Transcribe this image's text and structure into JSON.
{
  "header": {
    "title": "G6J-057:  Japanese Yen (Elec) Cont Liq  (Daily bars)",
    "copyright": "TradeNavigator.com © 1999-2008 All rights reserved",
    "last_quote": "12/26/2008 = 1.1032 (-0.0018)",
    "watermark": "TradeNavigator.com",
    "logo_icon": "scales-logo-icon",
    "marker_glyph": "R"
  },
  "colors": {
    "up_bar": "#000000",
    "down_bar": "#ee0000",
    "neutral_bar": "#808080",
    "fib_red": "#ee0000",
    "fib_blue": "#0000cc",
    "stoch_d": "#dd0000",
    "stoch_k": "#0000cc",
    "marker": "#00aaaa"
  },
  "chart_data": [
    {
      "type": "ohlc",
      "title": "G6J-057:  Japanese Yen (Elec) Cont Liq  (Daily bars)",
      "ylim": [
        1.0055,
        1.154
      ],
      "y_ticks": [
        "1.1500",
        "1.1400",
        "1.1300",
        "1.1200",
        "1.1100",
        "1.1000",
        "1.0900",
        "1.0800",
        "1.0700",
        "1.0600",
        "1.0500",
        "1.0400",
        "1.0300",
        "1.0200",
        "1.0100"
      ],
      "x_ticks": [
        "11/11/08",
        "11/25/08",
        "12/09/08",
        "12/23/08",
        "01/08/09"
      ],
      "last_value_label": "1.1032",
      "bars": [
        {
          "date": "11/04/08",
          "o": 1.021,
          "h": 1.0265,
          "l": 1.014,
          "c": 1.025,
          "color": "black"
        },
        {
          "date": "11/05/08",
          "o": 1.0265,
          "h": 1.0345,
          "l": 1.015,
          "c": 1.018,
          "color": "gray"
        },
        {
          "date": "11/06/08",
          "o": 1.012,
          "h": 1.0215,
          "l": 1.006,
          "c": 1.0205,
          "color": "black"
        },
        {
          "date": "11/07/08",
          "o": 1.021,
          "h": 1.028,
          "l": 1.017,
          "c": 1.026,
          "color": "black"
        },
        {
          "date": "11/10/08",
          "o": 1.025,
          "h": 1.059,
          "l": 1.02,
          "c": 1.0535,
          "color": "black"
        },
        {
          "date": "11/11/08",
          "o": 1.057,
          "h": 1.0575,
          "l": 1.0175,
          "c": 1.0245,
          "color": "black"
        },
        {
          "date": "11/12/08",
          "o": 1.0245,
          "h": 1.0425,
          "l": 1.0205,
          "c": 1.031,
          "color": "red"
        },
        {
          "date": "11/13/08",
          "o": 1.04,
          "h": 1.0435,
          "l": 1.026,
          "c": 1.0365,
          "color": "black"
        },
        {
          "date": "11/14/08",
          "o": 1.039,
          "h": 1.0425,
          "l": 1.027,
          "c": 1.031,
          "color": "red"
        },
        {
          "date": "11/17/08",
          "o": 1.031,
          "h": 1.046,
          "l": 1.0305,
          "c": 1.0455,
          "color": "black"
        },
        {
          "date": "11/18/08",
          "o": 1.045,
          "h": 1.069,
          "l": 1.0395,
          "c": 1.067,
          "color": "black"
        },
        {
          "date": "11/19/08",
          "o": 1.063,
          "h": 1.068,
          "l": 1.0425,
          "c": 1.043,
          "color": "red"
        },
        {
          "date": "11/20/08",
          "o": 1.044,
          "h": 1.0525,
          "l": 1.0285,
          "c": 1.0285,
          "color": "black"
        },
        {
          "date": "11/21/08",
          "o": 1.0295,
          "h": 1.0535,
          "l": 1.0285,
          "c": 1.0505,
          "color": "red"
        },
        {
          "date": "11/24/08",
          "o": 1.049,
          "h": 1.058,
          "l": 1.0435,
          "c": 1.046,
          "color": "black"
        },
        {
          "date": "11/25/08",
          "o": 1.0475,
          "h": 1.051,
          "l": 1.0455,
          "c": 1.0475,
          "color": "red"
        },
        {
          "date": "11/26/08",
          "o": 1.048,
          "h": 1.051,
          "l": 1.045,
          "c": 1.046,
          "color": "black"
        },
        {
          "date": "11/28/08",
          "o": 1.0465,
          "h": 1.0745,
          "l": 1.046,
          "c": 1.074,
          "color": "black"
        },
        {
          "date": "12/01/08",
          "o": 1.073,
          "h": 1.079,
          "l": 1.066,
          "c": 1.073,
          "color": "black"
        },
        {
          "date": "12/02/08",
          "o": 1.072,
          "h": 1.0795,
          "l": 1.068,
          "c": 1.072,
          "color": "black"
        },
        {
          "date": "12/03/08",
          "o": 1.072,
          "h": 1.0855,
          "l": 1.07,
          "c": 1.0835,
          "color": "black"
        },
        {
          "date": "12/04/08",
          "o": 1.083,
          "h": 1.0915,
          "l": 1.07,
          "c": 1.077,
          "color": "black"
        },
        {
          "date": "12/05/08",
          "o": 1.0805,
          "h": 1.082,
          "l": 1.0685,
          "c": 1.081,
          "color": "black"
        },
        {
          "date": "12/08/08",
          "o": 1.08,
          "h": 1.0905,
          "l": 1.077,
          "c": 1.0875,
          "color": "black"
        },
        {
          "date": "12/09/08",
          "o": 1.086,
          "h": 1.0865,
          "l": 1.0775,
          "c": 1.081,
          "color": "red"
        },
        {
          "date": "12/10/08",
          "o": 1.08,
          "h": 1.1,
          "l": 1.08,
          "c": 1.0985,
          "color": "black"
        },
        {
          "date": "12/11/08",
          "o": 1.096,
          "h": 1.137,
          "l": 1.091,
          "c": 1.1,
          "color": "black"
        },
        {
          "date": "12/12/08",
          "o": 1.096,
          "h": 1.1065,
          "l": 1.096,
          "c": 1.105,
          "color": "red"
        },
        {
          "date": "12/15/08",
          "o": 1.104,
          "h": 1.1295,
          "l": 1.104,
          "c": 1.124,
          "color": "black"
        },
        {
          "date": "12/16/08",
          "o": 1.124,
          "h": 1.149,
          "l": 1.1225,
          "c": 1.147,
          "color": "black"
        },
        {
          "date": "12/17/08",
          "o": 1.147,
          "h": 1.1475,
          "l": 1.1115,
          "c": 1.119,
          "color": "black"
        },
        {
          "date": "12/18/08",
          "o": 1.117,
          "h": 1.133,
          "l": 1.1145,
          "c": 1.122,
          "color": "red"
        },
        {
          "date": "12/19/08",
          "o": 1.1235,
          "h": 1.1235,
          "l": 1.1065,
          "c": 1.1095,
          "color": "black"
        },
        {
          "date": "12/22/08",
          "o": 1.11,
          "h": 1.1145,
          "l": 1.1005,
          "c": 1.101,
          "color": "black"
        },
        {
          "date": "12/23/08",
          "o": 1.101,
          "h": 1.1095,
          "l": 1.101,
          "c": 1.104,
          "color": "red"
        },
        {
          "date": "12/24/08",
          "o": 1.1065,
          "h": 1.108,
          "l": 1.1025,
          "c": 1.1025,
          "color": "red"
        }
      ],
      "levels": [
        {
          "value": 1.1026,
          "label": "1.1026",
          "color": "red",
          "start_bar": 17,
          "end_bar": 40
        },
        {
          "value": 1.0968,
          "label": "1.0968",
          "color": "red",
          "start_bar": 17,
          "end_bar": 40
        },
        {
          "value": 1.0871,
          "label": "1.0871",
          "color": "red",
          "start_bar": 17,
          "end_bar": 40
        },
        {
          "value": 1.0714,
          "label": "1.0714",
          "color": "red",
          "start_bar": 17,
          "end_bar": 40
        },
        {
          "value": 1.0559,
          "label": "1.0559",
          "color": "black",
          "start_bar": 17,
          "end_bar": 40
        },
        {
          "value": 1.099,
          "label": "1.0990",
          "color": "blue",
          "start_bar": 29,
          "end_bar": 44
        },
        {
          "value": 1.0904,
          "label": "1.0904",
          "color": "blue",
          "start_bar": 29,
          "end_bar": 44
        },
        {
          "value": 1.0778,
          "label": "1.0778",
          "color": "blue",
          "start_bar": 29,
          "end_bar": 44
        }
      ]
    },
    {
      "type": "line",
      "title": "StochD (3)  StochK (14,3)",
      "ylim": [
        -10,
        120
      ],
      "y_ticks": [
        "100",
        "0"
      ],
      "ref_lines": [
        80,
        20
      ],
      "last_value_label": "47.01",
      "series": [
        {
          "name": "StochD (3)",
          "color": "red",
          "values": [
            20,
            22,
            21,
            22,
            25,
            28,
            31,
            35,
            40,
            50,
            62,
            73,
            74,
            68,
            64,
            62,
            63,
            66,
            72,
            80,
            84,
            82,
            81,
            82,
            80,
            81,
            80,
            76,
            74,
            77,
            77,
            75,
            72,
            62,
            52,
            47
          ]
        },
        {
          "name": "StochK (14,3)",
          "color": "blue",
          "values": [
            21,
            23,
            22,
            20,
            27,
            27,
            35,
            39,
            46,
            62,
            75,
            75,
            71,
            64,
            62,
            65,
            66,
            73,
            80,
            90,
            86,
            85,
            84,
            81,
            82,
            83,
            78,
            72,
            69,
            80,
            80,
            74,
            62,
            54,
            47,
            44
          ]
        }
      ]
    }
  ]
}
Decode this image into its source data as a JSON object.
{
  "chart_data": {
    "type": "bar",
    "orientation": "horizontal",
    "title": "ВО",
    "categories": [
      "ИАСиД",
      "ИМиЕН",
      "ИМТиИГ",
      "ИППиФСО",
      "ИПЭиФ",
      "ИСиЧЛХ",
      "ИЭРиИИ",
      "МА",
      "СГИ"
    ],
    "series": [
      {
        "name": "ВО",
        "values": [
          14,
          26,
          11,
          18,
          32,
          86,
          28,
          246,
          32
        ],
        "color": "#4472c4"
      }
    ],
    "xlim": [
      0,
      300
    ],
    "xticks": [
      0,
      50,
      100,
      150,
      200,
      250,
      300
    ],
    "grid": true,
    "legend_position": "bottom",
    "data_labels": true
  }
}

Task statement: Return, from the data, each line that has the word "title" in it.

Solution below:
    "title": "G6J-057:  Japanese Yen (Elec) Cont Liq  (Daily bars)",
      "title": "G6J-057:  Japanese Yen (Elec) Cont Liq  (Daily bars)",
      "title": "StochD (3)  StochK (14,3)",
    "title": "ВО",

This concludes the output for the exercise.